WHAT YOU SHOULD DO
Take from the listing each line that has the string "JSON".

EXTRACTED RECORDS
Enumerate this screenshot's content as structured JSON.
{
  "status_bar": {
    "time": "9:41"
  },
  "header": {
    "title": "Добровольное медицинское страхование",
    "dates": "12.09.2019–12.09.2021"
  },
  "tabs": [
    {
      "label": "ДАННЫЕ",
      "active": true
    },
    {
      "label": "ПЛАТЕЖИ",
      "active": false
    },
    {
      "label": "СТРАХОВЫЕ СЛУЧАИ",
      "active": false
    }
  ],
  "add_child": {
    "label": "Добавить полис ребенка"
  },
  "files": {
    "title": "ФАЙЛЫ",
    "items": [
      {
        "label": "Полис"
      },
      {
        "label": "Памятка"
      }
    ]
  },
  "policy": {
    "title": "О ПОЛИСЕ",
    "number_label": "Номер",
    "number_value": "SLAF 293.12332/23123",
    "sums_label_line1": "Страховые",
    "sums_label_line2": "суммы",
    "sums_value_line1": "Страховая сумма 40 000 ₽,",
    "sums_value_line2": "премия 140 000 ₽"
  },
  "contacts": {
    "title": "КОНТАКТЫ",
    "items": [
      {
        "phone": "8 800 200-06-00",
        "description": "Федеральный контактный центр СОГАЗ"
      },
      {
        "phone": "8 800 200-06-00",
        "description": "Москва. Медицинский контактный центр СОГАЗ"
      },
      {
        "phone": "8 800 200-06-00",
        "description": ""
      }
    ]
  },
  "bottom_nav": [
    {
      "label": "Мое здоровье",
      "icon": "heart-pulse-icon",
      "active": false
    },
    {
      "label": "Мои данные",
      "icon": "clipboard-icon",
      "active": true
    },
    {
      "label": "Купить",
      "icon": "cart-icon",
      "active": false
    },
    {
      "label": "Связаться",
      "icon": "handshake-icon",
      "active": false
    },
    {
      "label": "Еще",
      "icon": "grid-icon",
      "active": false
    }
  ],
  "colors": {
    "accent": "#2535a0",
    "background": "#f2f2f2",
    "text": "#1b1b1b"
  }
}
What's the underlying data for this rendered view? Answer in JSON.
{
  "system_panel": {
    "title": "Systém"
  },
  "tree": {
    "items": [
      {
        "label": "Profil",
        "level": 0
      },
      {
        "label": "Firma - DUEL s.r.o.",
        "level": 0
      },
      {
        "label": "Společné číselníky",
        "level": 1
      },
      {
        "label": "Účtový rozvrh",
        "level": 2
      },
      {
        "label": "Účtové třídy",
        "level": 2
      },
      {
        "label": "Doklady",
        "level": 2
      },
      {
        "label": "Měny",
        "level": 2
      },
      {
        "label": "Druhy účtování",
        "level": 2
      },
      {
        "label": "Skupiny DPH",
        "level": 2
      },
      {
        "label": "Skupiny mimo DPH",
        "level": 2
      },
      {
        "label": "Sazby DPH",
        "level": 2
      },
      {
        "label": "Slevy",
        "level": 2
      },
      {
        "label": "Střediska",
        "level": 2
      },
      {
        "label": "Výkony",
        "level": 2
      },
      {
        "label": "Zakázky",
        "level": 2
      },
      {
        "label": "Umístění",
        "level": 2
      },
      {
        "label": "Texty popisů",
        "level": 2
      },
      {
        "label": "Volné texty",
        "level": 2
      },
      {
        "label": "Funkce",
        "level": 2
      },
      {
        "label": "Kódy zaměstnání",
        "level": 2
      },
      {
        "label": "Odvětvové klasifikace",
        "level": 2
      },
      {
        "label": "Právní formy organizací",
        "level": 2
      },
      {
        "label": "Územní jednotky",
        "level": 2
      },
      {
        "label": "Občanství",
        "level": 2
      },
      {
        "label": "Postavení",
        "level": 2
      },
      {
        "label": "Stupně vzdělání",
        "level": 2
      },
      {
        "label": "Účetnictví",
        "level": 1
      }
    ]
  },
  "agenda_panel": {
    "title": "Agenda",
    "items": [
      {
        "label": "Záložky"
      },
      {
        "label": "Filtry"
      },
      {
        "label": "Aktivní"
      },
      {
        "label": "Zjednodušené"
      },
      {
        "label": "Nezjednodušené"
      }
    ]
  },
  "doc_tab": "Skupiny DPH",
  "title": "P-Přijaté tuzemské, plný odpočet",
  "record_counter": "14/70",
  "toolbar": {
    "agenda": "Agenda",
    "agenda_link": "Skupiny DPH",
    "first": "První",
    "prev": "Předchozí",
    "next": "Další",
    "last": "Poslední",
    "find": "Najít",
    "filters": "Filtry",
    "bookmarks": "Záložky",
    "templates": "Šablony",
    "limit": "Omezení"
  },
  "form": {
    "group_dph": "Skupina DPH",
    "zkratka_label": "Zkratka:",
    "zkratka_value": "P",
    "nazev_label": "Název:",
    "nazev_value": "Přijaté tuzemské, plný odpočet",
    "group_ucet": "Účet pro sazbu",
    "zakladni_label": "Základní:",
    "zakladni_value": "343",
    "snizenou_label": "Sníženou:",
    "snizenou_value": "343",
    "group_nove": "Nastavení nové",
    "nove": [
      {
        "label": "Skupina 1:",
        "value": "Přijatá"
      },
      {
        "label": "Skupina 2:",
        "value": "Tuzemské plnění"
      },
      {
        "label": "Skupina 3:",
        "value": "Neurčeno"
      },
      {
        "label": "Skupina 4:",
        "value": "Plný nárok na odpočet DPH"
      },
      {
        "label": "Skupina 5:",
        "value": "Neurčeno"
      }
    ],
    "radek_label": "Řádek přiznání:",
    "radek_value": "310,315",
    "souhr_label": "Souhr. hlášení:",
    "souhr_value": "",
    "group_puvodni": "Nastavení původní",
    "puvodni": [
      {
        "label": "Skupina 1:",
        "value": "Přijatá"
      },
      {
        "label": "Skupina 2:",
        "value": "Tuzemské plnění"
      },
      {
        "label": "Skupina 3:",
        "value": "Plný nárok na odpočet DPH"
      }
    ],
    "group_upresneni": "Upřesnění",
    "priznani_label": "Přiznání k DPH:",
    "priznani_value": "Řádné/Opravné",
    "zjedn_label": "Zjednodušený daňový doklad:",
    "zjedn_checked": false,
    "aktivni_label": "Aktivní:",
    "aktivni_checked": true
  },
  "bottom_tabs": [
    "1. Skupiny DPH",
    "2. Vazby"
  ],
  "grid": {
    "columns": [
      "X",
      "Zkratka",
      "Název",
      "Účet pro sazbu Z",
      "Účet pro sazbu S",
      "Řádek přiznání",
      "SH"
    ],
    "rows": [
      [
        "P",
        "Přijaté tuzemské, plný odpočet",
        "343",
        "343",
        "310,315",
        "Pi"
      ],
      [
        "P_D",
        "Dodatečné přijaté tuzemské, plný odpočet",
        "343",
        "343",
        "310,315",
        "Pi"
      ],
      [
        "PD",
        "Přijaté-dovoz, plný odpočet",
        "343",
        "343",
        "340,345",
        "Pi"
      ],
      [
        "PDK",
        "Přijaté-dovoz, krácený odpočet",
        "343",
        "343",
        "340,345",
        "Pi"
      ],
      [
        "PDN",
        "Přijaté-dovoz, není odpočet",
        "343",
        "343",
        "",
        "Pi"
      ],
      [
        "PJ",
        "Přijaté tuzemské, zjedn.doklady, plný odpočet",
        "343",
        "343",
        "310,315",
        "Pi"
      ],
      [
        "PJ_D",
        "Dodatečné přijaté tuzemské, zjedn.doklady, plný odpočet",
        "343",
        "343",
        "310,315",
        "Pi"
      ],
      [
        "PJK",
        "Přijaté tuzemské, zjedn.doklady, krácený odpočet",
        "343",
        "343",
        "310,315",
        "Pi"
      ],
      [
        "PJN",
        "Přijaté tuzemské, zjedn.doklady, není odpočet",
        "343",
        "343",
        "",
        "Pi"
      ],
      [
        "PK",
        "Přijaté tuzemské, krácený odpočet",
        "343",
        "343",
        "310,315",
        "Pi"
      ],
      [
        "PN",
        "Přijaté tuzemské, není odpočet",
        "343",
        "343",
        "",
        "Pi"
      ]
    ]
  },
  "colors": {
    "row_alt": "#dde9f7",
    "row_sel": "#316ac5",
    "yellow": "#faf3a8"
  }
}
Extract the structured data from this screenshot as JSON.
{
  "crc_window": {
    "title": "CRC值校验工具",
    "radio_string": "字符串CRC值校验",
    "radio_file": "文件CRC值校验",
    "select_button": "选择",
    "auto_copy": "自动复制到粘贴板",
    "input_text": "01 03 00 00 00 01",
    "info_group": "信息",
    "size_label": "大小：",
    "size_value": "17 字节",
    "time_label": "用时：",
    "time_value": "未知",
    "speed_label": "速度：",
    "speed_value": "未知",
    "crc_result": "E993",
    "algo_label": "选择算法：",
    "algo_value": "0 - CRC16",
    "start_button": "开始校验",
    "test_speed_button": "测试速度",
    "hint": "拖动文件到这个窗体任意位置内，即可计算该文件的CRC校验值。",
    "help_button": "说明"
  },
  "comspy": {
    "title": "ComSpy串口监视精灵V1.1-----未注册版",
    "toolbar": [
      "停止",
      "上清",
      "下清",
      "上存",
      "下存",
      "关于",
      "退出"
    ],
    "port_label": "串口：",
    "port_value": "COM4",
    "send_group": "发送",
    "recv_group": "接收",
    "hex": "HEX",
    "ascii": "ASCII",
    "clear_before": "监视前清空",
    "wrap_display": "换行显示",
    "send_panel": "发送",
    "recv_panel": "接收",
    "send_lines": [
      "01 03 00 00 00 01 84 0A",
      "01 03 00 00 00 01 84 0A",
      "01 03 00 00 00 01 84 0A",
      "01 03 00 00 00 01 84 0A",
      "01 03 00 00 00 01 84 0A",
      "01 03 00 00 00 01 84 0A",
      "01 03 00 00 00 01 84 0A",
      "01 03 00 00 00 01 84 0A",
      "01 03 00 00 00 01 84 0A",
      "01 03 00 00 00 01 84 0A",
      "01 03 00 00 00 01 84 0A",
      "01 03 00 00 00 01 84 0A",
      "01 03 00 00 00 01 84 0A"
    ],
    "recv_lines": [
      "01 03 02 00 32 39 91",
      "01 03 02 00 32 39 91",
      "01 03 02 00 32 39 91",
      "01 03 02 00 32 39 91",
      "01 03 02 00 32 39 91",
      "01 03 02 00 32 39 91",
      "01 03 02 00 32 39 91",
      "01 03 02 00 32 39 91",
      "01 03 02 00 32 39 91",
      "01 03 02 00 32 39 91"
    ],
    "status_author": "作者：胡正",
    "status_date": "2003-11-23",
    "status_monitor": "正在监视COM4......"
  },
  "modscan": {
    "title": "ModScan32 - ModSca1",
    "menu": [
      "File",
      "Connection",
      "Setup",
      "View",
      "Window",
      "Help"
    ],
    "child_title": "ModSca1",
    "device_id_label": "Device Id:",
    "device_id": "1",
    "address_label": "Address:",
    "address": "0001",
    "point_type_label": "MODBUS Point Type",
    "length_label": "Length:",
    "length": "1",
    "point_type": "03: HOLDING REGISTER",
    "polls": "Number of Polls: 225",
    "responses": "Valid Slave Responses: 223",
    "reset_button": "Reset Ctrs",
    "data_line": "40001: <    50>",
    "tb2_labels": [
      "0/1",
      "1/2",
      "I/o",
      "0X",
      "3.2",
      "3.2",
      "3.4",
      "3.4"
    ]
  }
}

SOLUTION
Enumerate this screenshot's content as structured JSON.
What's the underlying data for this rendered view? Answer in JSON.
Extract the structured data from this screenshot as JSON.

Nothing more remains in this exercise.